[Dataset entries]
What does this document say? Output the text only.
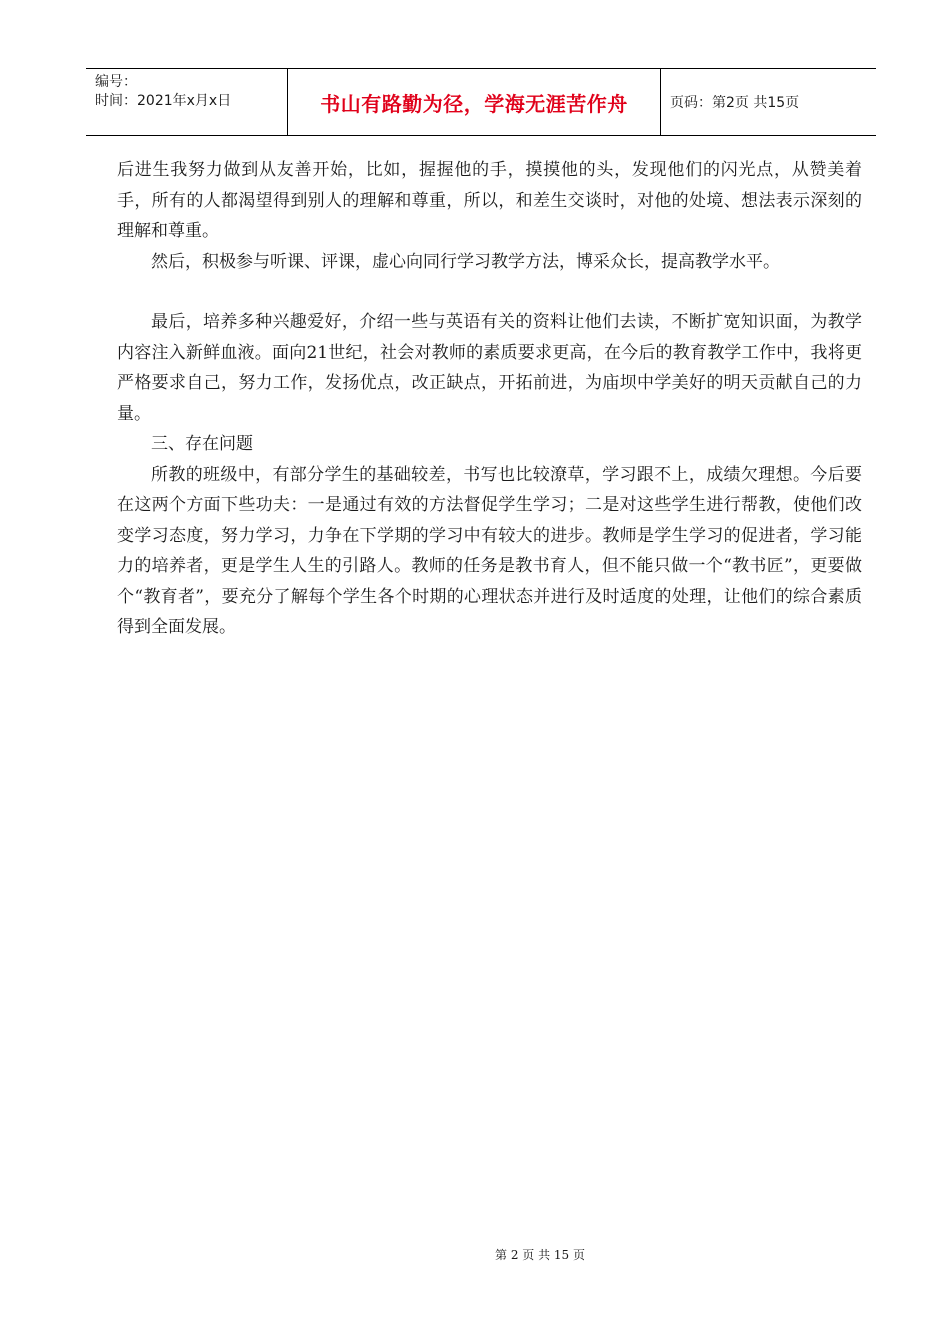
编号：
时间：2021年x月x日	书山有路勤为径，学海无涯苦作舟	页码：第2页 共15页

后进生我努力做到从友善开始，比如，握握他的手，摸摸他的头，发现他们的闪光点，从赞美着手，所有的人都渴望得到别人的理解和尊重，所以，和差生交谈时，对他的处境、想法表示深刻的理解和尊重。

然后，积极参与听课、评课，虚心向同行学习教学方法，博采众长，提高教学水平。

最后，培养多种兴趣爱好，介绍一些与英语有关的资料让他们去读，不断扩宽知识面，为教学内容注入新鲜血液。面向21世纪，社会对教师的素质要求更高，在今后的教育教学工作中，我将更严格要求自己，努力工作，发扬优点，改正缺点，开拓前进，为庙坝中学美好的明天贡献自己的力量。

三、存在问题

所教的班级中，有部分学生的基础较差，书写也比较潦草，学习跟不上，成绩欠理想。今后要在这两个方面下些功夫：一是通过有效的方法督促学生学习；二是对这些学生进行帮教，使他们改变学习态度，努力学习，力争在下学期的学习中有较大的进步。教师是学生学习的促进者，学习能力的培养者，更是学生人生的引路人。教师的任务是教书育人，但不能只做一个“教书匠”，更要做个“教育者”，要充分了解每个学生各个时期的心理状态并进行及时适度的处理，让他们的综合素质得到全面发展。

第 2 页 共 15 页
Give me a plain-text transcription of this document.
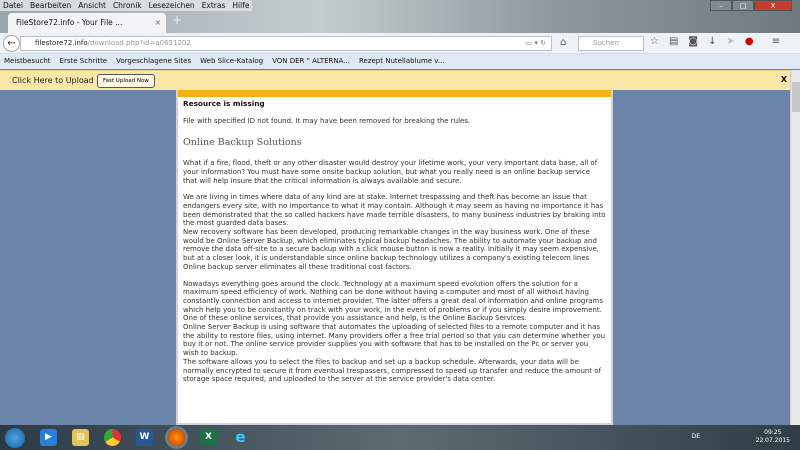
Datei Bearbeiten Ansicht Chronik Lesezeichen Extras Hilfe
FileStore72.info - Your File ...	× +
–	□	X
←	filestore72.info/download.php?id=a0651202	▭ ▾ ↻ ⌂	Suchen	☆ ▤ ◙ ↓ ➤ ● ≡
Meistbesucht Erste Schritte Vorgeschlagene Sites Web Slice-Katalog VON DER " ALTERNA... Rezept Nutellablume v...
Click Here to Upload	Fast Upload Now	X
Resource is missing

File with specified ID not found. It may have been removed for breaking the rules.

Online Backup Solutions

What if a fire, flood, theft or any other disaster would destroy your lifetime work, your very important data base, all of your information? You must have some onsite backup solution, but what you really need is an online backup service that will help insure that the critical information is always available and secure.

We are living in times where data of any kind are at stake. Internet trespassing and theft has become an issue that endangers every site, with no importance to what it may contain. Although it may seem as having no importance it has been demonstrated that the so called hackers have made terrible disasters, to many business industries by braking into the most guarded data bases.

New recovery software has been developed, producing remarkable changes in the way business work. One of these would be Online Server Backup, which eliminates typical backup headaches. The ability to automate your backup and remove the data off-site to a secure backup with a click mouse button is now a reality. Initially it may seem expensive, but at a closer look, it is understandable since online backup technology utilizes a company's existing telecom lines Online backup server eliminates all these traditional cost factors.

Nowadays everything goes around the clock. Technology at a maximum speed evolution offers the solution for a maximum speed efficiency of work. Nothing can be done without having a computer and most of all without having constantly connection and access to internet provider. The latter offers a great deal of information and online programs which help you to be constantly on track with your work, in the event of problems or if you simply desire improvement. One of these online services, that provide you assistance and help, is the Online Backup Services.

Online Server Backup is using software that automates the uploading of selected files to a remote computer and it has the ability to restore files, using internet. Many providers offer a free trial period so that you can determine whether you buy it or not. The online service provider supplies you with software that has to be installed on the Pc or server you wish to backup.

The software allows you to select the files to backup and set up a backup schedule. Afterwards, your data will be normally encrypted to secure it from eventual trespassers, compressed to speed up transfer and reduce the amount of storage space required, and uploaded to the server at the service provider's data center.

▶	▤	W	X	e	DE
09:25
22.07.2015
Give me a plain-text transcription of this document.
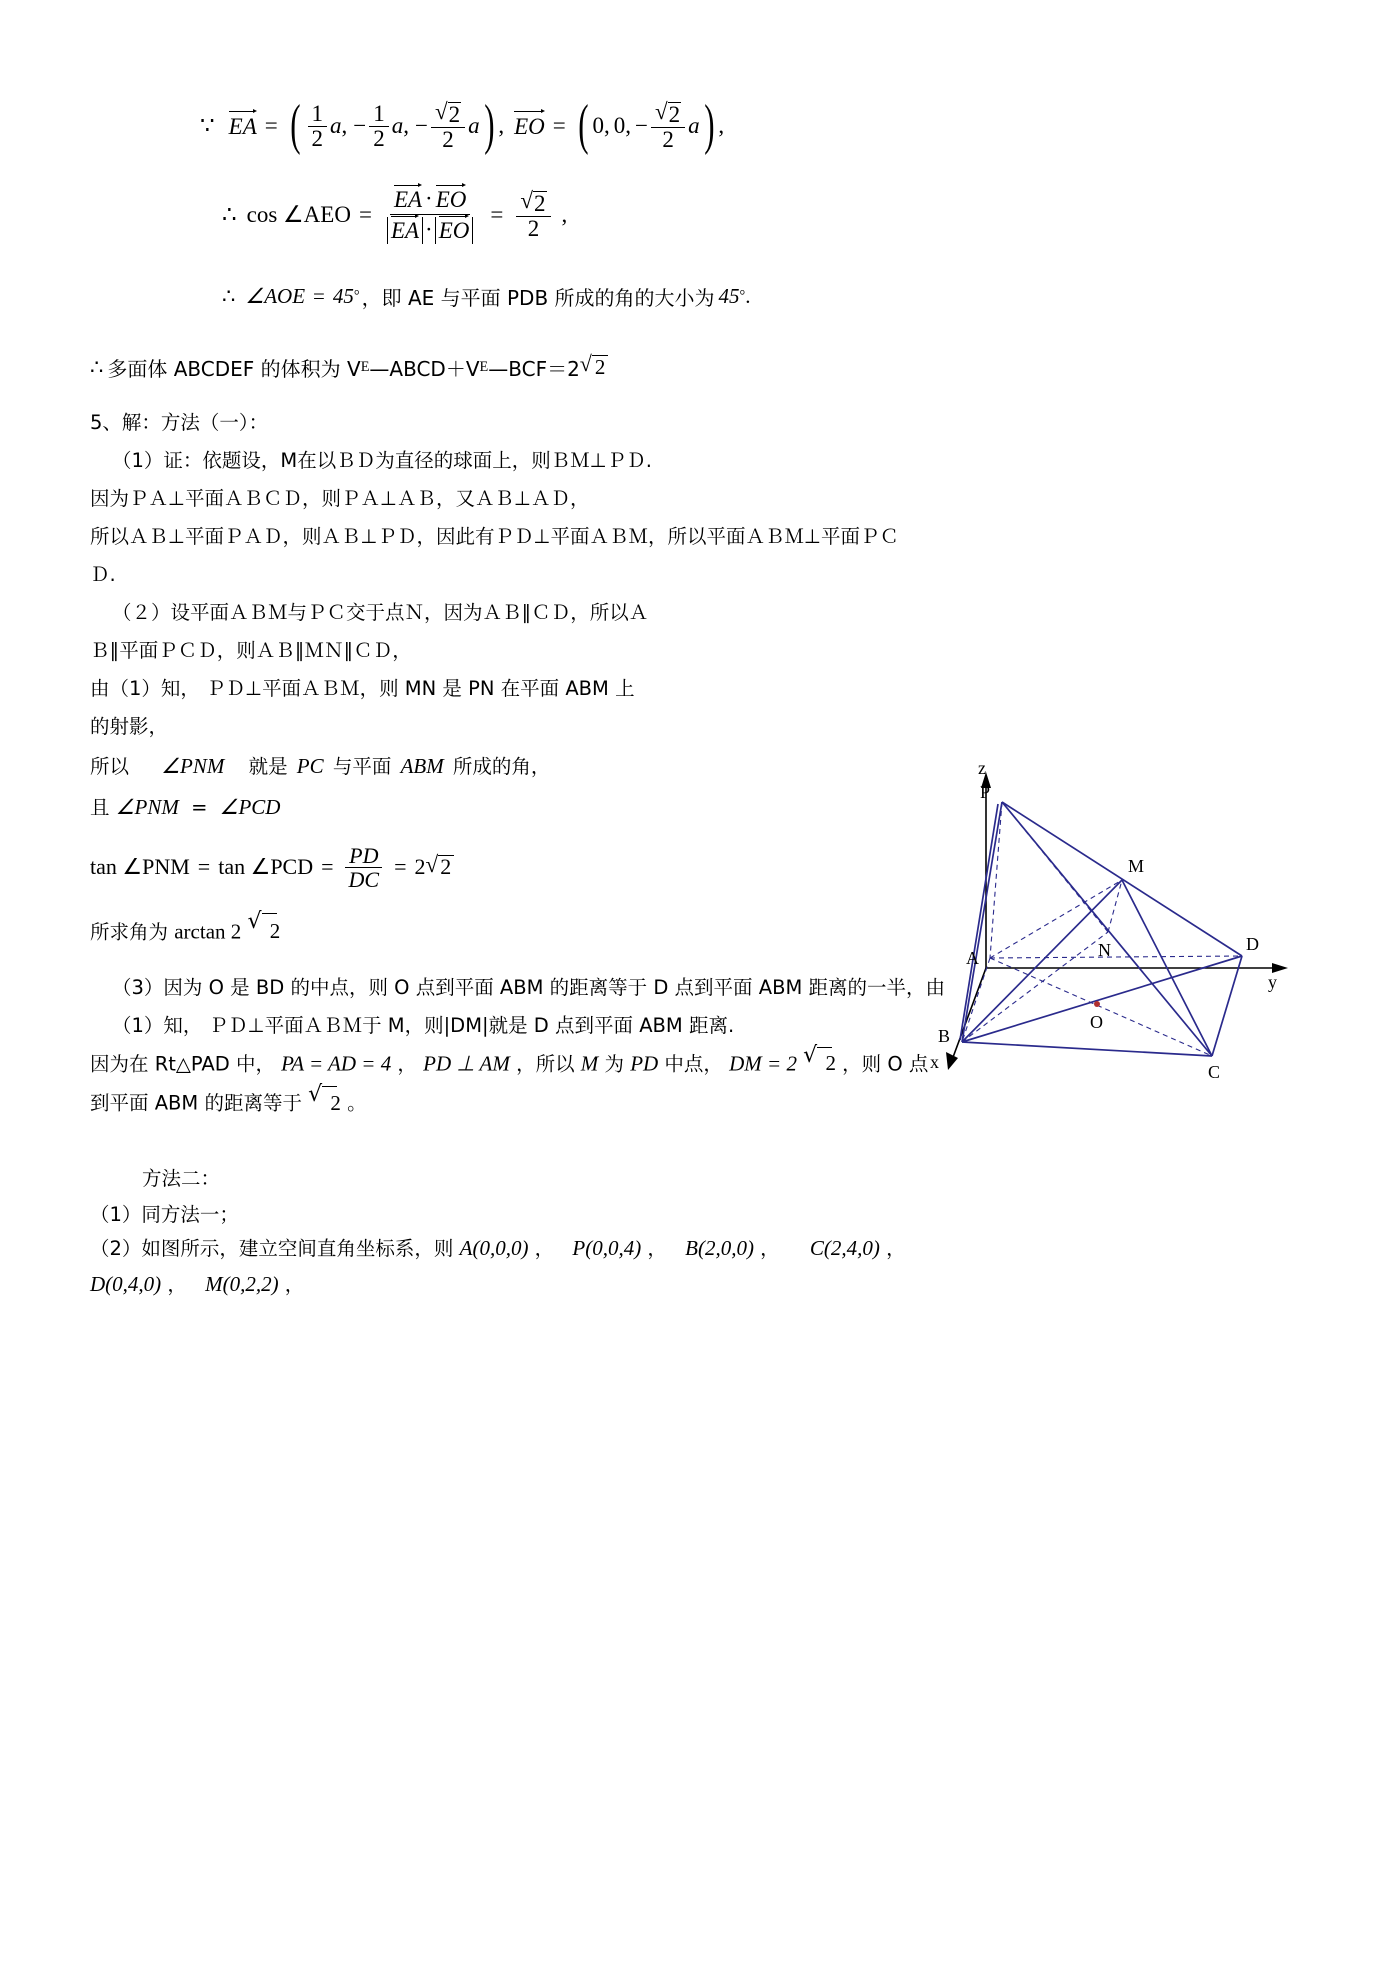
∵ EA = ( $\frac{1}{2}$ a , − $\frac{1}{2}$ a , − $\frac{√ 2}{2}$ a ) , EO = ( 0, 0, − $\frac{√ 2}{2}$ a ) ,
∴ cos ∠AEO = $\frac{EA \cdot EO}{EA \cdot EO} = \frac{√ 2}{2}$ ,
∴ ∠AOE = 45 ° ，即 AE 与平面 PDB 所成的角的大小为 45 ° .
∴ 多面体 ABCDEF 的体积为 V E —ABCD＋V E —BCF＝2 √
2

5、解：方法（一）：

（1）证：依题设，M在以ＢＤ为直径的球面上，则ＢＭ⊥ＰＤ.

因为ＰＡ⊥平面ＡＢＣＤ，则ＰＡ⊥ＡＢ，又ＡＢ⊥ＡＤ，

所以ＡＢ⊥平面ＰＡＤ，则ＡＢ⊥ＰＤ，因此有ＰＤ⊥平面ＡＢＭ，所以平面ＡＢＭ⊥平面ＰＣ

Ｄ.

（２）设平面ＡＢＭ与ＰＣ交于点Ｎ，因为ＡＢ∥ＣＤ，所以Ａ

Ｂ∥平面ＰＣＤ，则ＡＢ∥ＭＮ∥ＣＤ，

由（1）知， ＰＤ⊥平面ＡＢＭ，则 MN 是 PN 在平面 ABM 上

的射影，

所以 ∠PNM 就是 PC 与平面 ABM 所成的角，

且 ∠PNM = ∠PCD

tan ∠PNM = tan ∠PCD = $\frac{PD}{DC} = 2$ √
2

所求角为 arctan 2 √
2

（3）因为 O 是 BD 的中点，则 O 点到平面 ABM 的距离等于 D 点到平面 ABM 距离的一半，由

（1）知， ＰＤ⊥平面ＡＢＭ于 M，则|DM|就是 D 点到平面 ABM 距离.

因为在 Rt△PAD 中， PA = AD = 4 ， PD ⊥ AM ，所以 M 为 PD 中点， DM = 2 √
2 ，则 O 点

到平面 ABM 的距离等于 √
2 。

方法二：

（1）同方法一；

（2）如图所示，建立空间直角坐标系，则 A(0,0,0) ， P(0,0,4) ， B(2,0,0) ， C(2,4,0) ，

D(0,4,0) ， M(0,2,2) ，

z
x
y
P
M
A	N	D
B
O
C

- _Problem to work on_:
List all lines holding the string "will".

- _Exercise response_:
What if a fire, flood, theft or any other disaster would destroy your lifetime work, your very important data base, all of your information? You must have some onsite backup solution, but what you really need is an online backup service that will help insure that the critical information is always available and secure.
The software allows you to select the files to backup and set up a backup schedule. Afterwards, your data will be normally encrypted to secure it from eventual trespassers, compressed to speed up transfer and reduce the amount of storage space required, and uploaded to the server at the service provider's data center.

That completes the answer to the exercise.